** REQUIREMENT **
In the data below, find each line containing the string "Stock" and return it.

** GIVEN INFORMATION **
BEGIN
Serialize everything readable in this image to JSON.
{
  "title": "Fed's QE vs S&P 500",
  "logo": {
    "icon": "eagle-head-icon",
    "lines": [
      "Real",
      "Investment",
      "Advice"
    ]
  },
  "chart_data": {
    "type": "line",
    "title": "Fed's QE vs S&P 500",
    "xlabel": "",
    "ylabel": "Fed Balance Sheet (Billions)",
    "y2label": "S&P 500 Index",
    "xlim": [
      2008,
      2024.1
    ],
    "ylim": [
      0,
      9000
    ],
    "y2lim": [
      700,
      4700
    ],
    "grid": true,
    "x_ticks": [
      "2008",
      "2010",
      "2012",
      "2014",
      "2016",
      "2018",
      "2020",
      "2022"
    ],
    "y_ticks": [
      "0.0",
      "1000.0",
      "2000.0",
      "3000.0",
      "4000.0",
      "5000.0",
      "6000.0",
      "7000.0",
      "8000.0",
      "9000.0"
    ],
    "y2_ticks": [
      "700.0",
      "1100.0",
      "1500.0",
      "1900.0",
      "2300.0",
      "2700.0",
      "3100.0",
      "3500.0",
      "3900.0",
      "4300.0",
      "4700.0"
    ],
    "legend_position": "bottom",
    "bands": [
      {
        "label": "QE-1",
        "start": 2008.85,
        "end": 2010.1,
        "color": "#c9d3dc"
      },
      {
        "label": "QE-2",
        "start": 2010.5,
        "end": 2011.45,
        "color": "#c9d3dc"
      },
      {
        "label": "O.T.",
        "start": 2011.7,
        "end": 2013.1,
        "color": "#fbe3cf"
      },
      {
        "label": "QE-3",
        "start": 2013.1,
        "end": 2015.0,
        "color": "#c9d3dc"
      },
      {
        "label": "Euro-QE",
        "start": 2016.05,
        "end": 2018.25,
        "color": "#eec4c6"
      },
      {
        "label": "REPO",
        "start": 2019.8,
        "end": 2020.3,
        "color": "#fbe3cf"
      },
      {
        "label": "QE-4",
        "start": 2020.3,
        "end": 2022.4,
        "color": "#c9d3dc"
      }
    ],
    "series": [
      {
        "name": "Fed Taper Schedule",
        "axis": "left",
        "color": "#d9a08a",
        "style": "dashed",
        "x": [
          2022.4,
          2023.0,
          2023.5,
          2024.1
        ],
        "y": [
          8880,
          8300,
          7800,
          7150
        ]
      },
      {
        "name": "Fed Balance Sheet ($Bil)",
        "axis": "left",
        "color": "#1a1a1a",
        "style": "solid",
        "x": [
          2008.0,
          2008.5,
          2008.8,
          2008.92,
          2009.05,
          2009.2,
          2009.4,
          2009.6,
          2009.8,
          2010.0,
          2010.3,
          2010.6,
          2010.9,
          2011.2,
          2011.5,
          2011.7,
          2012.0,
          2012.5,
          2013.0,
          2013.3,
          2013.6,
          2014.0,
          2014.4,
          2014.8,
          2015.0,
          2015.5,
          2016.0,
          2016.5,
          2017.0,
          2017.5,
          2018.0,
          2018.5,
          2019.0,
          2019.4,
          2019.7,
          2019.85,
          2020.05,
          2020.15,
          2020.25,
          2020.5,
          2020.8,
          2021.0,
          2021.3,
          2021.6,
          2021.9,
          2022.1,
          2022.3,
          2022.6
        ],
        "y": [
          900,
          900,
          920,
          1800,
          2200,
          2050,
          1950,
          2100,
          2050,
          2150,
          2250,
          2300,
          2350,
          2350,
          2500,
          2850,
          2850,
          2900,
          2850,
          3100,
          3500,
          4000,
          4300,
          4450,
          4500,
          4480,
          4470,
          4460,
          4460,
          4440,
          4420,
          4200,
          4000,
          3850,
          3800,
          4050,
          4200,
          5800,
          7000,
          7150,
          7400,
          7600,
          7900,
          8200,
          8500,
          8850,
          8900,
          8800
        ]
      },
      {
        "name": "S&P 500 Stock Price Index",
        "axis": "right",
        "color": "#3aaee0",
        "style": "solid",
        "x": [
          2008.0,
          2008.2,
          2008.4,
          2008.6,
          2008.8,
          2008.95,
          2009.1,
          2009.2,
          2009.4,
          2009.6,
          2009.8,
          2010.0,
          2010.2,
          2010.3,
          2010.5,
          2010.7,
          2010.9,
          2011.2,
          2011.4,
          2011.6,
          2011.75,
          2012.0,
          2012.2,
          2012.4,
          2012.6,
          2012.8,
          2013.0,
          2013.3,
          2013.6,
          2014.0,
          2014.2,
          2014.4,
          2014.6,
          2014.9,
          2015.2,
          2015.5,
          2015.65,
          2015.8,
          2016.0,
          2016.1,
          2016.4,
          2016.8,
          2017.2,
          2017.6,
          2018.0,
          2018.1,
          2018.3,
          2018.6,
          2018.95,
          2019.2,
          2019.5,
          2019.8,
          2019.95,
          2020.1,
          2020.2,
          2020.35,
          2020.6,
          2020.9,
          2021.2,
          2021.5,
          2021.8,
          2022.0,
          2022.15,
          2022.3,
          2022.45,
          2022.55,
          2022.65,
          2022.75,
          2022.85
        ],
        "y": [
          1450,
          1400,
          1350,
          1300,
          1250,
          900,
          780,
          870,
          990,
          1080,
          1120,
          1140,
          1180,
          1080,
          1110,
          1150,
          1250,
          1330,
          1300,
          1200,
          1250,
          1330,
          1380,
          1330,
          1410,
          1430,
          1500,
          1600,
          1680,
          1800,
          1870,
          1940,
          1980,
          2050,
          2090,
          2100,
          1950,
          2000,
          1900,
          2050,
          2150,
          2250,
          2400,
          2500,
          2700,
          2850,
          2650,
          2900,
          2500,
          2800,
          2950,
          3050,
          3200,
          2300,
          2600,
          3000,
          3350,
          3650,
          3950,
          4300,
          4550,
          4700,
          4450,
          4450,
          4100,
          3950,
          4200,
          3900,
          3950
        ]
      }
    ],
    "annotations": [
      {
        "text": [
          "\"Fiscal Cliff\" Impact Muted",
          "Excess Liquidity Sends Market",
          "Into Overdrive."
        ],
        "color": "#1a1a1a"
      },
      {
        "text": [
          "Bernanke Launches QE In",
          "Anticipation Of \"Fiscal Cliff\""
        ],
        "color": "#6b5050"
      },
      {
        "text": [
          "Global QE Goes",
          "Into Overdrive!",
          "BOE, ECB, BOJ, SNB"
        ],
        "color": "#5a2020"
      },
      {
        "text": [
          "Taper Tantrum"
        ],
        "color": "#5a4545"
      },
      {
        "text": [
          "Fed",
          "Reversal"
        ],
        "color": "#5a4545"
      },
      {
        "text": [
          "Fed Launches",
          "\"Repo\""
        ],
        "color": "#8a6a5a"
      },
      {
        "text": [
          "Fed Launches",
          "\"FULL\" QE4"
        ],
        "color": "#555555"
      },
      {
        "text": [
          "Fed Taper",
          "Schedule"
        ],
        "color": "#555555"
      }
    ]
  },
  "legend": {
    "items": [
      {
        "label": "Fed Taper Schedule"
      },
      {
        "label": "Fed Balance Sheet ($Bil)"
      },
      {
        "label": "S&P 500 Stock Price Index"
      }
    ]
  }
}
END
** FINAL RESULT **
        "name": "S&P 500 Stock Price Index",
        "label": "S&P 500 Stock Price Index"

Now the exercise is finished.